[WRITTEN EXERCISE] Quote all entries exactly, leaving pictures aside.

* * * *

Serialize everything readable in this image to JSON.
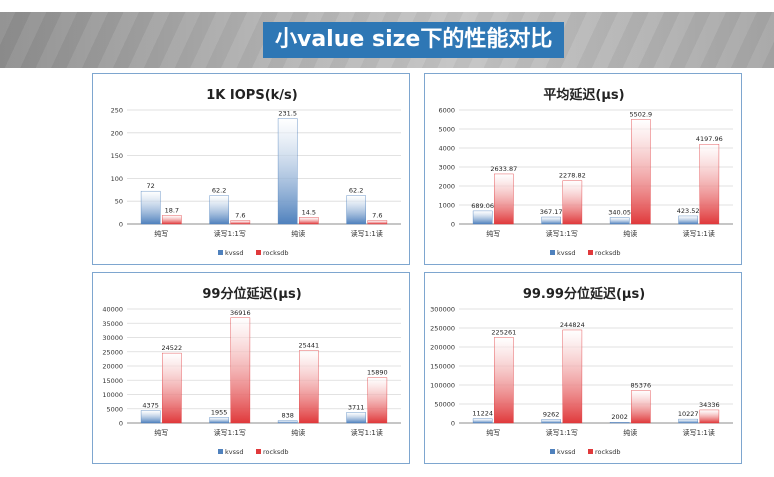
{
  "slide_title": "小value size下的性能对比",
  "colors": {
    "kvssd": "#4f81bd",
    "rocksdb": "#e0393b",
    "banner_label_bg": "#2e77b5",
    "panel_border": "#7ea6cf"
  },
  "chart_data": [
    {
      "type": "bar",
      "title": "1K IOPS(k/s)",
      "categories": [
        "纯写",
        "读写1:1写",
        "纯读",
        "读写1:1读"
      ],
      "series": [
        {
          "name": "kvssd",
          "values": [
            72,
            62.2,
            231.5,
            62.2
          ]
        },
        {
          "name": "rocksdb",
          "values": [
            18.7,
            7.6,
            14.5,
            7.6
          ]
        }
      ],
      "data_labels": [
        [
          "72",
          "62.2",
          "231.5",
          "62.2"
        ],
        [
          "18.7",
          "7.6",
          "14.5",
          "7.6"
        ]
      ],
      "ylim": [
        0,
        250
      ],
      "yticks": [
        0,
        50,
        100,
        150,
        200,
        250
      ],
      "ytick_labels": [
        "0",
        "50",
        "100",
        "150",
        "200",
        "250"
      ],
      "grid": true,
      "legend": "bottom"
    },
    {
      "type": "bar",
      "title": "平均延迟(μs)",
      "categories": [
        "纯写",
        "读写1:1写",
        "纯读",
        "读写1:1读"
      ],
      "series": [
        {
          "name": "kvssd",
          "values": [
            689.06,
            367.17,
            340.05,
            423.52
          ]
        },
        {
          "name": "rocksdb",
          "values": [
            2633.87,
            2278.82,
            5502.9,
            4197.96
          ]
        }
      ],
      "data_labels": [
        [
          "689.06",
          "367.17",
          "340.05",
          "423.52"
        ],
        [
          "2633.87",
          "2278.82",
          "5502.9",
          "4197.96"
        ]
      ],
      "ylim": [
        0,
        6000
      ],
      "yticks": [
        0,
        1000,
        2000,
        3000,
        4000,
        5000,
        6000
      ],
      "ytick_labels": [
        "0",
        "1000",
        "2000",
        "3000",
        "4000",
        "5000",
        "6000"
      ],
      "grid": true,
      "legend": "bottom"
    },
    {
      "type": "bar",
      "title": "99分位延迟(μs)",
      "categories": [
        "纯写",
        "读写1:1写",
        "纯读",
        "读写1:1读"
      ],
      "series": [
        {
          "name": "kvssd",
          "values": [
            4375,
            1955,
            838,
            3711
          ]
        },
        {
          "name": "rocksdb",
          "values": [
            24522,
            36916,
            25441,
            15890
          ]
        }
      ],
      "data_labels": [
        [
          "4375",
          "1955",
          "838",
          "3711"
        ],
        [
          "24522",
          "36916",
          "25441",
          "15890"
        ]
      ],
      "ylim": [
        0,
        40000
      ],
      "yticks": [
        0,
        5000,
        10000,
        15000,
        20000,
        25000,
        30000,
        35000,
        40000
      ],
      "ytick_labels": [
        "0",
        "5000",
        "10000",
        "15000",
        "20000",
        "25000",
        "30000",
        "35000",
        "40000"
      ],
      "grid": true,
      "legend": "bottom"
    },
    {
      "type": "bar",
      "title": "99.99分位延迟(μs)",
      "categories": [
        "纯写",
        "读写1:1写",
        "纯读",
        "读写1:1读"
      ],
      "series": [
        {
          "name": "kvssd",
          "values": [
            11224,
            9262,
            2002,
            10227
          ]
        },
        {
          "name": "rocksdb",
          "values": [
            225261,
            244824,
            85376,
            34336
          ]
        }
      ],
      "data_labels": [
        [
          "11224",
          "9262",
          "2002",
          "10227"
        ],
        [
          "225261",
          "244824",
          "85376",
          "34336"
        ]
      ],
      "ylim": [
        0,
        300000
      ],
      "yticks": [
        0,
        50000,
        100000,
        150000,
        200000,
        250000,
        300000
      ],
      "ytick_labels": [
        "0",
        "50000",
        "100000",
        "150000",
        "200000",
        "250000",
        "300000"
      ],
      "grid": true,
      "legend": "bottom"
    }
  ]
}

* * * *

[IN RESPONSE]
Serialize everything readable in this image to JSON.
{
  "slide_title": "小value size下的性能对比",
  "colors": {
    "kvssd": "#4f81bd",
    "rocksdb": "#e0393b",
    "banner_label_bg": "#2e77b5",
    "panel_border": "#7ea6cf"
  },
  "chart_data": [
    {
      "type": "bar",
      "title": "1K IOPS(k/s)",
      "categories": [
        "纯写",
        "读写1:1写",
        "纯读",
        "读写1:1读"
      ],
      "series": [
        {
          "name": "kvssd",
          "values": [
            72,
            62.2,
            231.5,
            62.2
          ]
        },
        {
          "name": "rocksdb",
          "values": [
            18.7,
            7.6,
            14.5,
            7.6
          ]
        }
      ],
      "data_labels": [
        [
          "72",
          "62.2",
          "231.5",
          "62.2"
        ],
        [
          "18.7",
          "7.6",
          "14.5",
          "7.6"
        ]
      ],
      "ylim": [
        0,
        250
      ],
      "yticks": [
        0,
        50,
        100,
        150,
        200,
        250
      ],
      "ytick_labels": [
        "0",
        "50",
        "100",
        "150",
        "200",
        "250"
      ],
      "grid": true,
      "legend": "bottom"
    },
    {
      "type": "bar",
      "title": "平均延迟(μs)",
      "categories": [
        "纯写",
        "读写1:1写",
        "纯读",
        "读写1:1读"
      ],
      "series": [
        {
          "name": "kvssd",
          "values": [
            689.06,
            367.17,
            340.05,
            423.52
          ]
        },
        {
          "name": "rocksdb",
          "values": [
            2633.87,
            2278.82,
            5502.9,
            4197.96
          ]
        }
      ],
      "data_labels": [
        [
          "689.06",
          "367.17",
          "340.05",
          "423.52"
        ],
        [
          "2633.87",
          "2278.82",
          "5502.9",
          "4197.96"
        ]
      ],
      "ylim": [
        0,
        6000
      ],
      "yticks": [
        0,
        1000,
        2000,
        3000,
        4000,
        5000,
        6000
      ],
      "ytick_labels": [
        "0",
        "1000",
        "2000",
        "3000",
        "4000",
        "5000",
        "6000"
      ],
      "grid": true,
      "legend": "bottom"
    },
    {
      "type": "bar",
      "title": "99分位延迟(μs)",
      "categories": [
        "纯写",
        "读写1:1写",
        "纯读",
        "读写1:1读"
      ],
      "series": [
        {
          "name": "kvssd",
          "values": [
            4375,
            1955,
            838,
            3711
          ]
        },
        {
          "name": "rocksdb",
          "values": [
            24522,
            36916,
            25441,
            15890
          ]
        }
      ],
      "data_labels": [
        [
          "4375",
          "1955",
          "838",
          "3711"
        ],
        [
          "24522",
          "36916",
          "25441",
          "15890"
        ]
      ],
      "ylim": [
        0,
        40000
      ],
      "yticks": [
        0,
        5000,
        10000,
        15000,
        20000,
        25000,
        30000,
        35000,
        40000
      ],
      "ytick_labels": [
        "0",
        "5000",
        "10000",
        "15000",
        "20000",
        "25000",
        "30000",
        "35000",
        "40000"
      ],
      "grid": true,
      "legend": "bottom"
    },
    {
      "type": "bar",
      "title": "99.99分位延迟(μs)",
      "categories": [
        "纯写",
        "读写1:1写",
        "纯读",
        "读写1:1读"
      ],
      "series": [
        {
          "name": "kvssd",
          "values": [
            11224,
            9262,
            2002,
            10227
          ]
        },
        {
          "name": "rocksdb",
          "values": [
            225261,
            244824,
            85376,
            34336
          ]
        }
      ],
      "data_labels": [
        [
          "11224",
          "9262",
          "2002",
          "10227"
        ],
        [
          "225261",
          "244824",
          "85376",
          "34336"
        ]
      ],
      "ylim": [
        0,
        300000
      ],
      "yticks": [
        0,
        50000,
        100000,
        150000,
        200000,
        250000,
        300000
      ],
      "ytick_labels": [
        "0",
        "50000",
        "100000",
        "150000",
        "200000",
        "250000",
        "300000"
      ],
      "grid": true,
      "legend": "bottom"
    }
  ]
}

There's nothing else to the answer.